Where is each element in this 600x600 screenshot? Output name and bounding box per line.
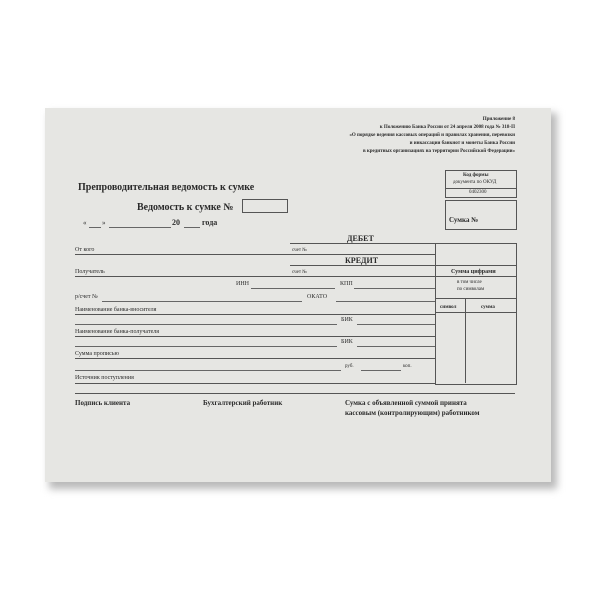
source-label: Источник поступления bbox=[75, 375, 134, 381]
amount-table-column-divider bbox=[465, 298, 466, 383]
appendix-line-4: и инкассации банкнот и монеты Банка России bbox=[409, 141, 515, 146]
amount-words-label: Сумма прописью bbox=[75, 351, 120, 357]
date-quote-close: » bbox=[102, 219, 106, 227]
recipient-bank-line-1[interactable] bbox=[75, 336, 435, 337]
bag-number-box[interactable] bbox=[445, 200, 517, 230]
depositor-bank-label: Наименование банка-вносителя bbox=[75, 307, 157, 313]
bik-line-2[interactable] bbox=[357, 346, 435, 347]
source-line[interactable] bbox=[75, 383, 435, 384]
date-year-prefix: 20 bbox=[172, 218, 180, 227]
page-title: Препроводительная ведомость к сумке bbox=[78, 182, 255, 193]
kop-label: коп. bbox=[403, 364, 412, 369]
kop-line[interactable] bbox=[361, 370, 401, 371]
date-month-line[interactable] bbox=[109, 227, 171, 228]
form-code-value: 0402300 bbox=[469, 190, 487, 195]
date-year-line[interactable] bbox=[184, 227, 200, 228]
accountant-signature-label: Бухгалтерский работник bbox=[203, 399, 283, 407]
amount-table-row-1 bbox=[435, 265, 517, 266]
kpp-label: КПП bbox=[340, 281, 353, 287]
sum-column-header: сумма bbox=[481, 305, 495, 310]
amount-table-row-3 bbox=[435, 298, 517, 299]
signature-separator bbox=[75, 393, 515, 394]
amount-table-row-2 bbox=[435, 276, 517, 277]
amount-table-row-4 bbox=[435, 312, 517, 313]
amount-words-line-1[interactable] bbox=[75, 358, 435, 359]
form-sheet bbox=[45, 108, 551, 482]
okato-label: ОКАТО bbox=[307, 294, 328, 300]
appendix-line-2: к Положению Банка России от 24 апреля 2008 года № 318-П bbox=[379, 125, 515, 130]
settlement-account-label: р/счет № bbox=[75, 294, 98, 300]
depositor-bank-line-1[interactable] bbox=[75, 314, 435, 315]
statement-label: Ведомость к сумке № bbox=[137, 202, 234, 213]
amount-figures-header: Сумма цифрами bbox=[451, 269, 496, 275]
inn-label: ИНН bbox=[236, 281, 249, 287]
from-line[interactable] bbox=[75, 254, 435, 255]
including-label-2: по символам bbox=[457, 287, 485, 292]
date-day-line[interactable] bbox=[89, 227, 101, 228]
debit-header: ДЕБЕТ bbox=[347, 234, 374, 243]
recipient-bank-line-2[interactable] bbox=[75, 346, 337, 347]
form-code-okud-label: документа по ОКУД bbox=[453, 180, 497, 185]
appendix-line-5: в кредитных организациях на территории Российской Федерации» bbox=[362, 149, 515, 154]
from-label: От кого bbox=[75, 247, 95, 253]
settlement-account-line[interactable] bbox=[102, 301, 302, 302]
depositor-bank-line-2[interactable] bbox=[75, 324, 337, 325]
cashier-signature-label-1: Сумка с объявленной суммой принята bbox=[345, 399, 467, 407]
credit-header: КРЕДИТ bbox=[345, 256, 379, 265]
kpp-line[interactable] bbox=[354, 288, 435, 289]
bik-label-2: БИК bbox=[341, 339, 353, 345]
okato-line[interactable] bbox=[336, 301, 435, 302]
recipient-account-label: счет № bbox=[292, 270, 308, 275]
rub-label: руб. bbox=[345, 364, 354, 369]
date-year-suffix: года bbox=[202, 218, 218, 227]
statement-number-field[interactable] bbox=[242, 199, 288, 213]
client-signature-label: Подпись клиента bbox=[75, 399, 131, 407]
appendix-line-3: «О порядке ведения кассовых операций и правилах хранения, перевозки bbox=[349, 133, 515, 138]
inn-line[interactable] bbox=[251, 288, 335, 289]
form-code-label: Код формы bbox=[463, 173, 489, 178]
cashier-signature-label-2: кассовым (контролирующим) работником bbox=[345, 409, 480, 417]
amount-words-line-2[interactable] bbox=[75, 370, 341, 371]
recipient-bank-label: Наименование банка-получателя bbox=[75, 329, 159, 335]
symbol-column-header: символ bbox=[440, 305, 457, 310]
bag-number-label: Сумка № bbox=[449, 216, 479, 224]
bik-label-1: БИК bbox=[341, 317, 353, 323]
credit-header-line bbox=[290, 265, 435, 266]
date-quote-open: « bbox=[83, 219, 87, 227]
bik-line-1[interactable] bbox=[357, 324, 435, 325]
recipient-label: Получатель bbox=[75, 269, 105, 275]
including-label-1: в том числе bbox=[457, 280, 482, 285]
form-code-divider bbox=[445, 188, 517, 189]
recipient-line[interactable] bbox=[75, 276, 435, 277]
debit-header-line bbox=[290, 243, 435, 244]
from-account-label: счет № bbox=[292, 248, 308, 253]
appendix-line-1: Приложение 8 bbox=[482, 117, 515, 122]
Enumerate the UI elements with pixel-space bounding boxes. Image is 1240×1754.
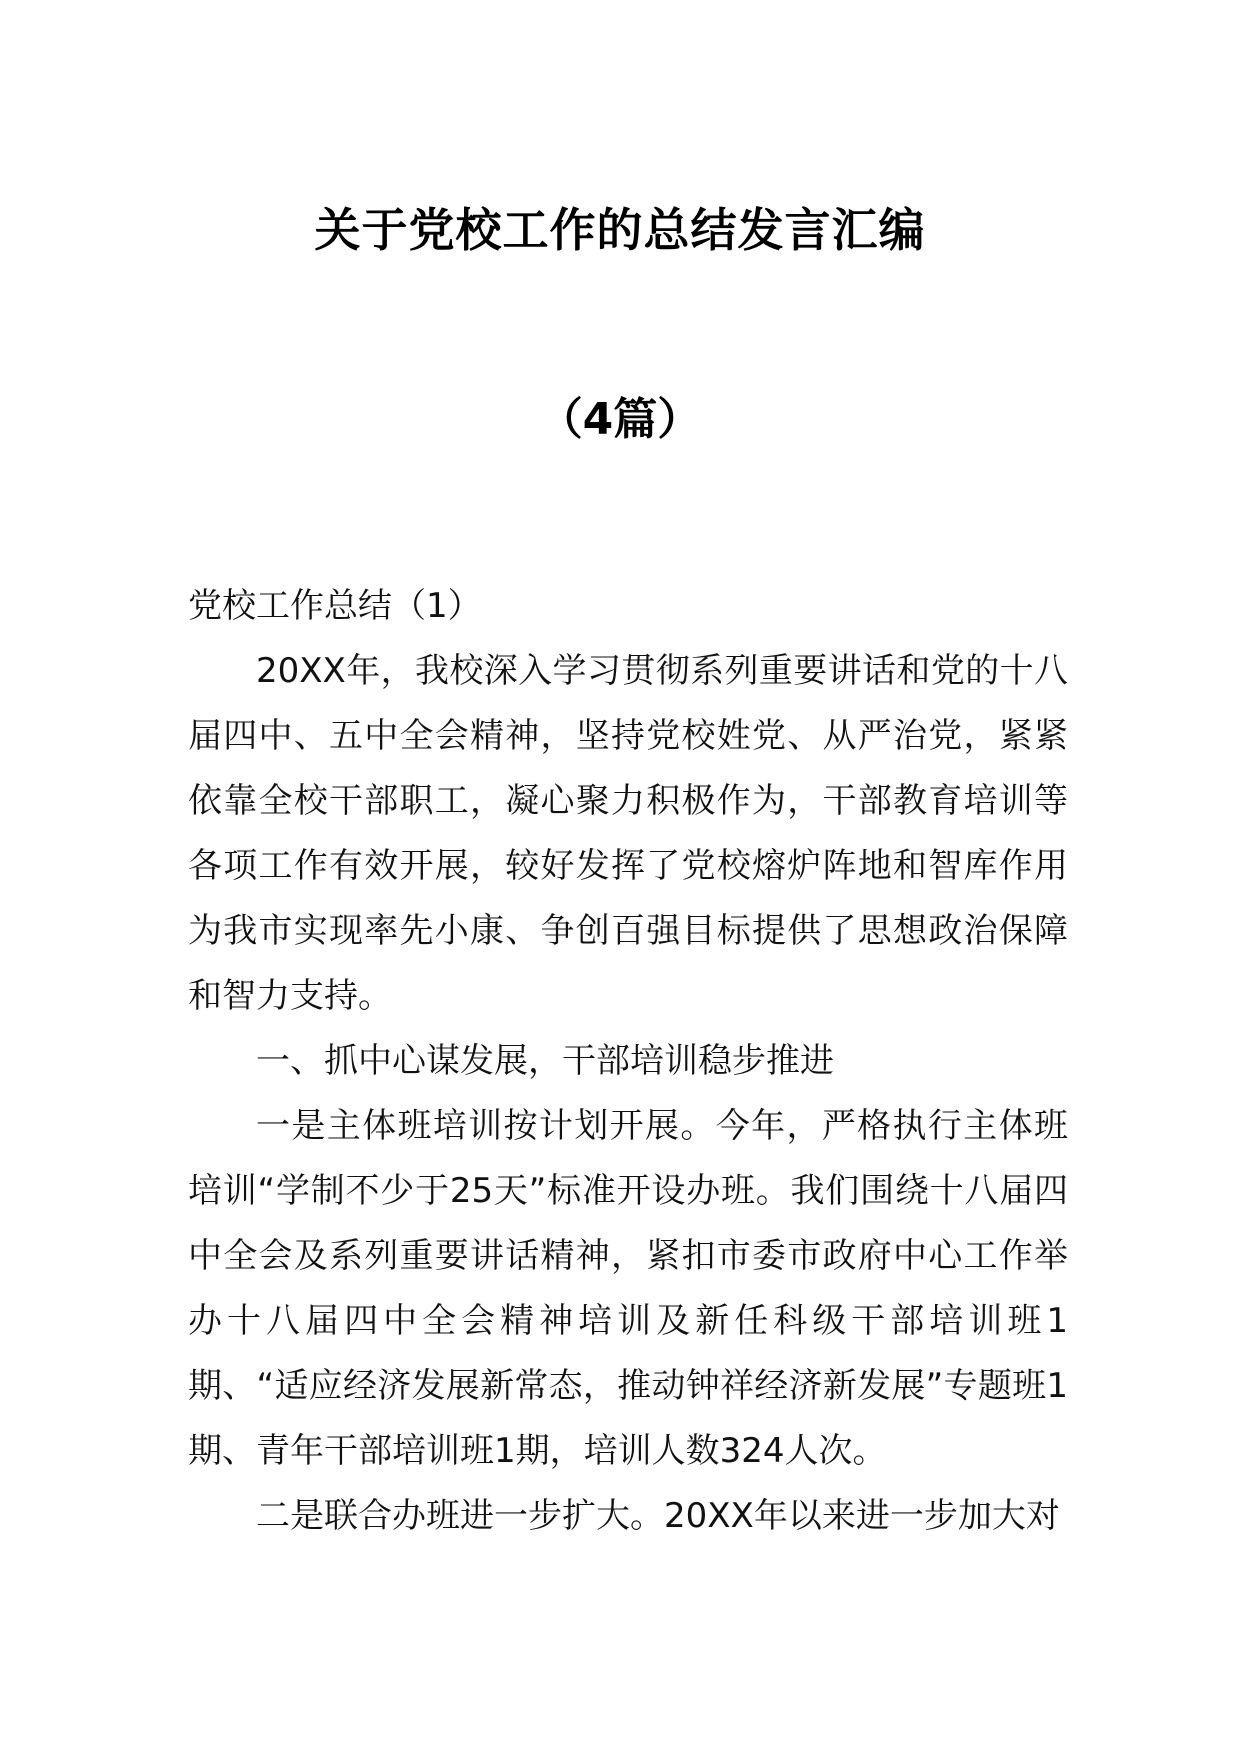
- paragraph: 一是主体班培训按计划开展。今年，严格执行主体班培训“学制不少于25天”标准开设办班。我们围绕十八届四中全会及系列重要讲话精神，紧扣市委市政府中心工作举办十八届四中全会精神培训及新任科级干部培训班1期、“适应经济发展新常态，推动钟祥经济新发展”专题班1期、青年干部培训班1期，培训人数324人次。: [188, 1106, 1068, 1471]
- paragraph: 二是联合办班进一步扩大。20XX年以来进一步加大对: [256, 1496, 1060, 1536]
- paragraph-heading: 一、抓中心谋发展，干部培训稳步推进: [256, 1041, 834, 1081]
- document-title: 关于党校工作的总结发言汇编: [314, 203, 926, 257]
- document-body: [188, 574, 1068, 1549]
- document-subtitle: （4篇）: [538, 394, 702, 445]
- paragraph: 20XX年，我校深入学习贯彻系列重要讲话和党的十八届四中、五中全会精神，坚持党校姓党、从严治党，紧紧依靠全校干部职工，凝心聚力积极作为，干部教育培训等各项工作有效开展，较好发挥了党校熔炉阵地和智库作用为我市实现率先小康、争创百强目标提供了思想政治保障和智力支持。: [188, 651, 1068, 1016]
- section-heading: 党校工作总结（1）: [188, 586, 482, 626]
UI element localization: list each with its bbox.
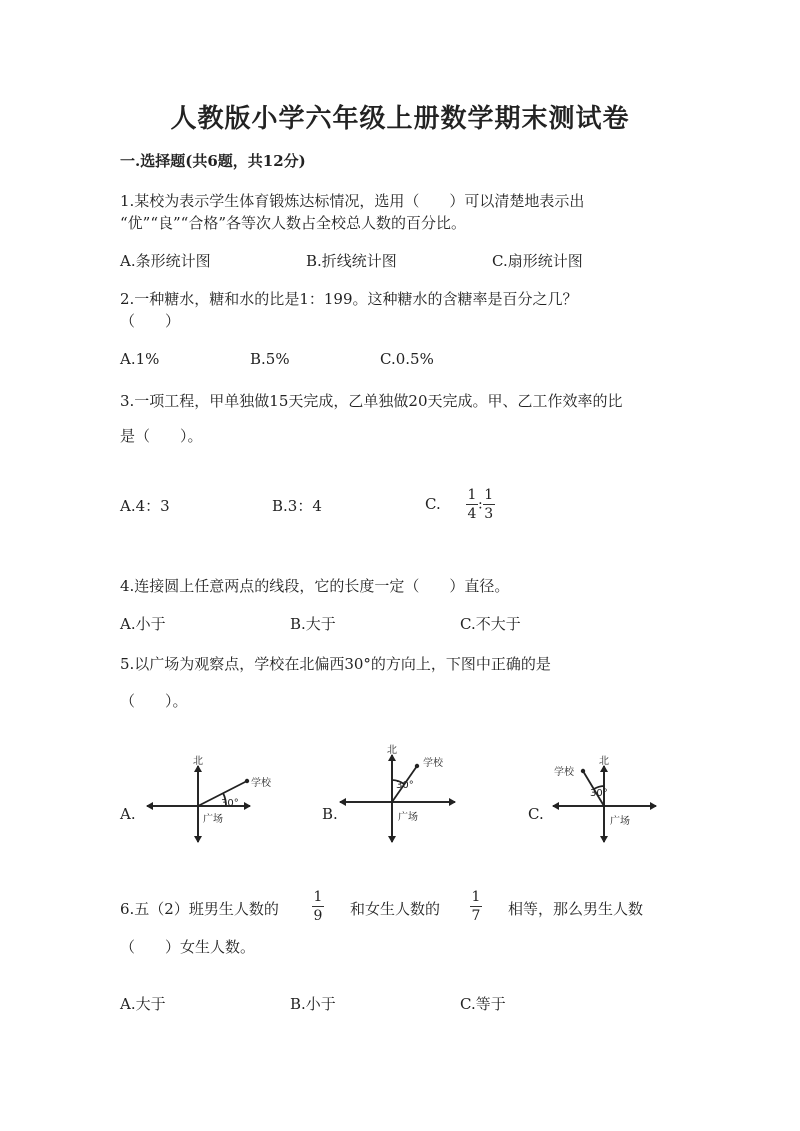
numerator: 1 bbox=[471, 889, 481, 905]
denominator: 7 bbox=[471, 908, 481, 924]
question-6-option-c: C.等于 bbox=[460, 995, 506, 1013]
question-5-line-2: （ ）。 bbox=[120, 692, 188, 710]
question-6-option-a: A.大于 bbox=[120, 995, 166, 1013]
question-4-option-b: B.大于 bbox=[290, 615, 336, 633]
diagram-a-school-dot bbox=[245, 779, 249, 783]
page-title: 人教版小学六年级上册数学期末测试卷 bbox=[170, 104, 630, 134]
question-4-line-1: 4.连接圆上任意两点的线段，它的长度一定（ ）直径。 bbox=[120, 577, 510, 595]
question-5-line-1: 5.以广场为观察点，学校在北偏西30°的方向上，下图中正确的是 bbox=[120, 655, 551, 673]
question-6-part-3: 相等，那么男生人数 bbox=[508, 900, 644, 918]
denominator: 9 bbox=[313, 908, 323, 924]
diagram-b-north-label: 北 bbox=[387, 745, 397, 756]
question-5-option-a: A. bbox=[120, 805, 136, 823]
denominator: 4 bbox=[467, 506, 477, 522]
question-6-part-2: 和女生人数的 bbox=[350, 900, 441, 918]
denominator: 3 bbox=[484, 506, 494, 522]
diagram-c-angle-label: 30° bbox=[590, 788, 608, 799]
question-6-line-2: （ ）女生人数。 bbox=[120, 938, 256, 956]
question-5-option-c: C. bbox=[528, 805, 544, 823]
question-4-option-a: A.小于 bbox=[120, 615, 166, 633]
question-2-option-a: A.1% bbox=[120, 350, 160, 368]
question-4-option-c: C.不大于 bbox=[460, 615, 521, 633]
question-3-option-a: A.4：3 bbox=[120, 497, 170, 515]
diagram-a-north-label: 北 bbox=[193, 756, 203, 767]
question-2-option-b: B.5% bbox=[250, 350, 290, 368]
ratio-colon: : bbox=[478, 496, 483, 513]
diagram-c-square-label: 广场 bbox=[610, 816, 630, 827]
question-6-part-1: 6.五（2）班男生人数的 bbox=[120, 900, 279, 918]
diagram-a-square-label: 广场 bbox=[203, 814, 223, 825]
question-2-line-2: （ ） bbox=[120, 312, 181, 330]
question-1-option-c: C.扇形统计图 bbox=[492, 252, 583, 270]
question-2-line-1: 2.一种糖水，糖和水的比是1：199。这种糖水的含糖率是百分之几？ bbox=[120, 290, 578, 308]
question-3-option-c: C. bbox=[425, 495, 441, 513]
question-3-line-2: 是（ ）。 bbox=[120, 427, 203, 445]
diagram-c-school-dot bbox=[581, 769, 585, 773]
diagram-a-school-label: 学校 bbox=[251, 778, 271, 789]
question-1-line-1: 1.某校为表示学生体育锻炼达标情况，选用（ ）可以清楚地表示出 bbox=[120, 192, 585, 210]
question-6-option-b: B.小于 bbox=[290, 995, 336, 1013]
numerator: 1 bbox=[484, 487, 494, 503]
question-1-option-a: A.条形统计图 bbox=[120, 252, 211, 270]
question-1-option-b: B.折线统计图 bbox=[306, 252, 397, 270]
diagram-b-square-label: 广场 bbox=[398, 812, 418, 823]
numerator: 1 bbox=[467, 487, 477, 503]
section-heading: 一.选择题(共6题，共12分) bbox=[120, 152, 306, 170]
diagram-c-north-label: 北 bbox=[599, 756, 609, 767]
question-1-line-2: “优”“良”“合格”各等次人数占全校总人数的百分比。 bbox=[120, 214, 467, 232]
diagram-c-school-label: 学校 bbox=[554, 767, 574, 778]
question-6-fraction-2 bbox=[470, 889, 482, 924]
diagram-b-school-dot bbox=[415, 764, 419, 768]
question-6-fraction-1 bbox=[312, 889, 324, 924]
question-5-option-b: B. bbox=[322, 805, 338, 823]
diagram-b-school-label: 学校 bbox=[423, 758, 443, 769]
question-2-option-c: C.0.5% bbox=[380, 350, 434, 368]
diagram-a-angle-label: 30° bbox=[221, 798, 239, 809]
question-3-option-b: B.3：4 bbox=[272, 497, 322, 515]
numerator: 1 bbox=[313, 889, 323, 905]
question-3-line-1: 3.一项工程，甲单独做15天完成，乙单独做20天完成。甲、乙工作效率的比 bbox=[120, 392, 623, 410]
diagram-b-angle-label: 30° bbox=[396, 780, 414, 791]
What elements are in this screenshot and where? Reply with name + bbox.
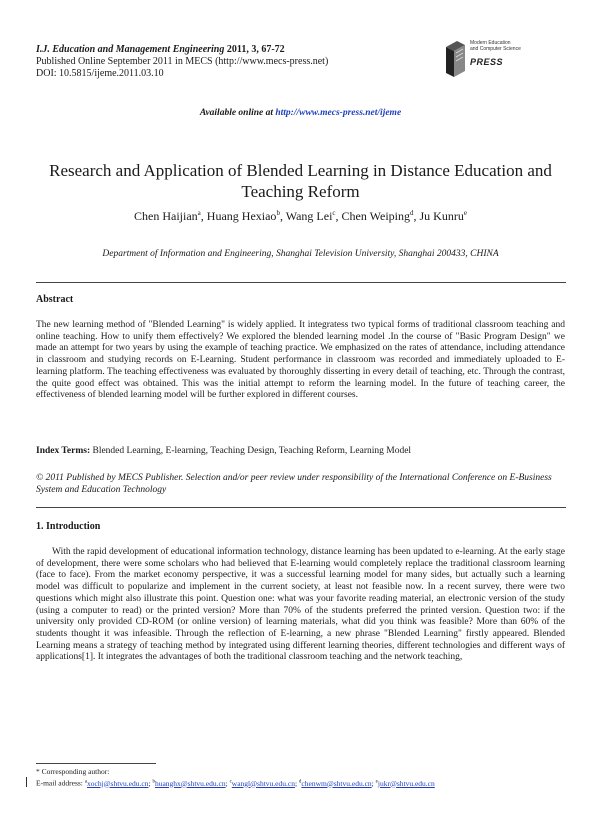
email-link[interactable]: huanghx@shtvu.edu.cn bbox=[154, 778, 226, 788]
email-entry: $^e$jukr@shtvu.edu.cn bbox=[375, 778, 435, 788]
footnote bbox=[36, 767, 435, 789]
logo-line-1: Modern Education bbox=[470, 40, 511, 46]
email-entry: $^d$chenwm@shtvu.edu.cn; bbox=[298, 778, 376, 788]
book-stack-icon bbox=[443, 39, 469, 79]
email-entry: $^a$xochj@shtvu.edu.cn; bbox=[84, 778, 153, 788]
email-label: E-mail address: bbox=[36, 778, 85, 788]
divider-bottom bbox=[36, 507, 566, 508]
affiliation: Department of Information and Engineering, Shanghai Television University, Shanghai 200433, CHINA bbox=[102, 249, 499, 259]
email-link[interactable]: jukr@shtvu.edu.cn bbox=[377, 778, 435, 788]
publisher-logo bbox=[443, 37, 551, 83]
abstract-text: The new learning method of "Blended Learning" is widely applied. It integratess two typical forms of traditional classroom teaching and online teaching. How to unify them effectively? We explored the blended learning model .In the course of "Basic Program Design" we made an attempt for two years by using the example of teaching practice. We emphasized on the rates of attendance, including attendance in classroom and studying records on E-Learning. Student performance in classroom was recorded and immediately uploaded to E-learning platform. The teaching effectiveness was evaluated by thoroughly disserting in every detail of teaching, etc. Through the contrast, the quite good effect was obtained. This was the initial attempt to reform the learning model. In the future of teaching career, the effectiveness of blended learning model will be further explored in different courses. bbox=[36, 320, 565, 401]
divider-top bbox=[36, 282, 566, 283]
footnote-rule bbox=[36, 763, 156, 764]
abstract-heading: Abstract bbox=[36, 294, 74, 305]
author: Huang Hexiao$^b$, bbox=[206, 209, 286, 223]
available-prefix: Available online at bbox=[199, 108, 276, 118]
copyright-notice: © 2011 Published by MECS Publisher. Selection and/or peer review under responsibility of the International Conference on E-Business System and Education Technology bbox=[36, 473, 552, 495]
author: Ju Kunru$^e$ bbox=[419, 209, 467, 223]
margin-mark bbox=[26, 777, 27, 787]
email-entry: $^c$wangl@shtvu.edu.cn; bbox=[229, 778, 299, 788]
section-heading-introduction: 1. Introduction bbox=[36, 521, 101, 532]
email-link[interactable]: chenwm@shtvu.edu.cn bbox=[301, 778, 372, 788]
index-terms bbox=[36, 446, 565, 458]
author: Wang Lei$^c$, bbox=[285, 209, 342, 223]
author: Chen Haijian$^a$, bbox=[134, 209, 207, 223]
publication-line: Published Online September 2011 in MECS (http://www.mecs-press.net) bbox=[36, 56, 329, 67]
logo-press: PRESS bbox=[470, 57, 504, 67]
index-terms-label: Index Terms: bbox=[36, 446, 93, 456]
logo-text bbox=[470, 41, 521, 52]
doi-line: DOI: 10.5815/ijeme.2011.03.10 bbox=[36, 68, 164, 79]
index-terms-text: Blended Learning, E-learning, Teaching Design, Teaching Reform, Learning Model bbox=[92, 446, 412, 456]
available-online bbox=[0, 108, 601, 118]
journal-header bbox=[36, 44, 328, 80]
email-link[interactable]: wangl@shtvu.edu.cn bbox=[231, 778, 295, 788]
introduction-text: With the rapid development of educational information technology, distance learning has been updated to e-learning. At the early stage of development, there were some scholars who had believed that E-learning would completely replace the traditional classroom learning (face to face). From the market economy perspective, it was a successful learning model for many sides, but actually such a learning model was difficult to popularize and implement in the current society, at least not feasible now. In a recent survey, there were two questions which might also illustrate this point. Question one: what was your favorite reading material, an electronic version of the study (using a computer to read) or the printed version? More than 70% of the students preferred the printed version. Question two: if the university only provided CD-ROM (or online version) of learning materials, what did you think was feasible? More than 60% of the students thought it was infeasible. Through the reflection of E-learning, a new phrase "Blended Learning" firstly appeared. Blended Learning means a strategy of teaching method by integrated using different learning theories, different technologies and different ways of applications[1]. It integrates the advantages of both the traditional classroom teaching and the network teaching, bbox=[36, 547, 565, 663]
email-entry: $^b$huanghx@shtvu.edu.cn; bbox=[152, 778, 230, 788]
paper-title: Research and Application of Blended Learning in Distance Education and Teaching Reform bbox=[49, 161, 552, 201]
logo-line-2: and Computer Science bbox=[470, 45, 521, 52]
journal-citation bbox=[36, 44, 328, 56]
email-addresses bbox=[36, 777, 435, 789]
journal-volume: 2011, 3, 67-72 bbox=[224, 44, 285, 55]
author: Chen Weiping$^d$, bbox=[341, 209, 420, 223]
journal-name: I.J. Education and Management Engineering bbox=[36, 44, 225, 55]
corresponding-author: * Corresponding author: bbox=[36, 767, 110, 776]
journal-link[interactable]: http://www.mecs-press.net/ijeme bbox=[275, 108, 402, 118]
author-list bbox=[0, 209, 601, 224]
email-link[interactable]: xochj@shtvu.edu.cn bbox=[86, 778, 149, 788]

□ □ □ □ □

WHAT IS BEING ASKED -
Return, character for character, the lines of the entries from the line containing "1106, 1068, 1471]" up to and including the line containing "- document-subtitle: （4篇）: [538, 394, 702, 445]".

EXERCISE OUTPUT -
- paragraph: 一是主体班培训按计划开展。今年，严格执行主体班培训“学制不少于25天”标准开设办班。我们围绕十八届四中全会及系列重要讲话精神，紧扣市委市政府中心工作举办十八届四中全会精神培训及新任科级干部培训班1期、“适应经济发展新常态，推动钟祥经济新发展”专题班1期、青年干部培训班1期，培训人数324人次。: [188, 1106, 1068, 1471]
- paragraph: 二是联合办班进一步扩大。20XX年以来进一步加大对: [256, 1496, 1060, 1536]
- paragraph-heading: 一、抓中心谋发展，干部培训稳步推进: [256, 1041, 834, 1081]
- document-title: 关于党校工作的总结发言汇编: [314, 203, 926, 257]
- document-body: [188, 574, 1068, 1549]
- document-subtitle: （4篇）: [538, 394, 702, 445]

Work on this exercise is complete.